(Job)
Write out the entries verbatim and leave the images out of the copy.

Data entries
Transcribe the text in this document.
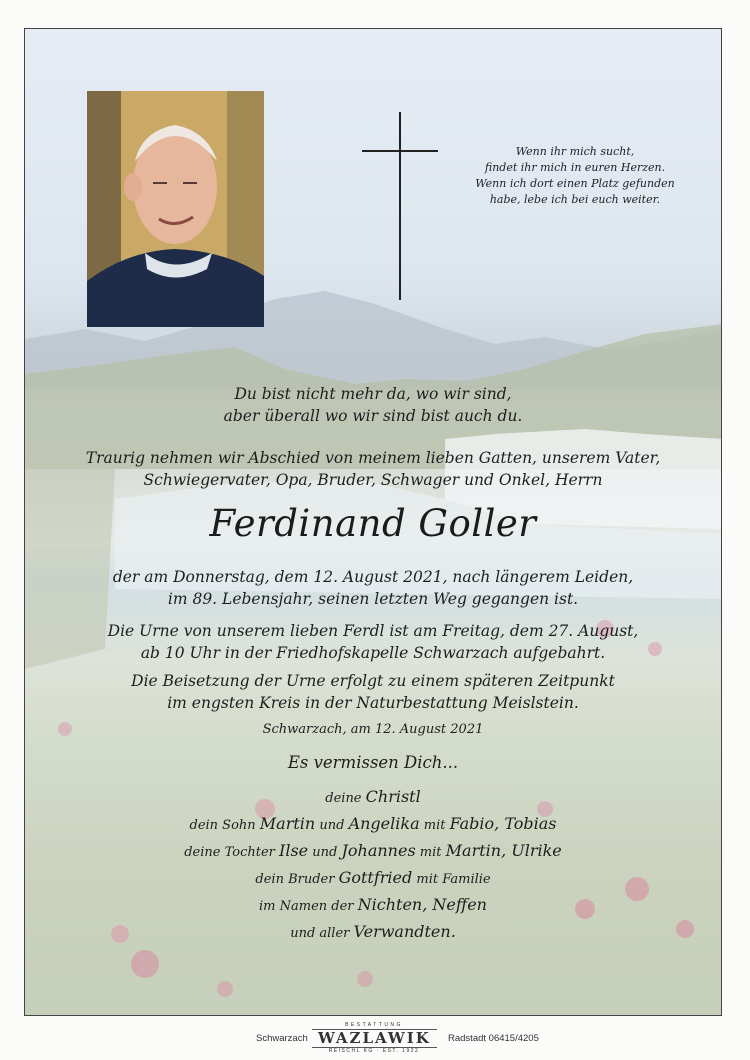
Wenn ihr mich sucht,
findet ihr mich in euren Herzen.
Wenn ich dort einen Platz gefunden
habe, lebe ich bei euch weiter.
Du bist nicht mehr da, wo wir sind,
aber überall wo wir sind bist auch du.
Traurig nehmen wir Abschied von meinem lieben Gatten, unserem Vater,
Schwiegervater, Opa, Bruder, Schwager und Onkel, Herrn
Ferdinand Goller
der am Donnerstag, dem 12. August 2021, nach längerem Leiden,
im 89. Lebensjahr, seinen letzten Weg gegangen ist.
Die Urne von unserem lieben Ferdl ist am Freitag, dem 27. August,
ab 10 Uhr in der Friedhofskapelle Schwarzach aufgebahrt.
Die Beisetzung der Urne erfolgt zu einem späteren Zeitpunkt
im engsten Kreis in der Naturbestattung Meislstein.
Schwarzach, am 12. August 2021
Es vermissen Dich...
deine Christl
dein Sohn Martin und Angelika mit Fabio, Tobias
deine Tochter Ilse und Johannes mit Martin, Ulrike
dein Bruder Gottfried mit Familie
im Namen der Nichten, Neffen
und aller Verwandten.
Schwarzach
BESTATTUNG
WAZLAWIK
REISCHL KG · EST. 1922
Radstadt 06415/4205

(Answer to the task)
Transcribe the text in this document.
Wenn ihr mich sucht,
findet ihr mich in euren Herzen.
Wenn ich dort einen Platz gefunden
habe, lebe ich bei euch weiter.
Du bist nicht mehr da, wo wir sind,
aber überall wo wir sind bist auch du.
Traurig nehmen wir Abschied von meinem lieben Gatten, unserem Vater,
Schwiegervater, Opa, Bruder, Schwager und Onkel, Herrn
Ferdinand Goller
der am Donnerstag, dem 12. August 2021, nach längerem Leiden,
im 89. Lebensjahr, seinen letzten Weg gegangen ist.
Die Urne von unserem lieben Ferdl ist am Freitag, dem 27. August,
ab 10 Uhr in der Friedhofskapelle Schwarzach aufgebahrt.
Die Beisetzung der Urne erfolgt zu einem späteren Zeitpunkt
im engsten Kreis in der Naturbestattung Meislstein.
Schwarzach, am 12. August 2021
Es vermissen Dich...
deine Christl
dein Sohn Martin und Angelika mit Fabio, Tobias
deine Tochter Ilse und Johannes mit Martin, Ulrike
dein Bruder Gottfried mit Familie
im Namen der Nichten, Neffen
und aller Verwandten.
Schwarzach
BESTATTUNG
WAZLAWIK
REISCHL KG · EST. 1922
Radstadt 06415/4205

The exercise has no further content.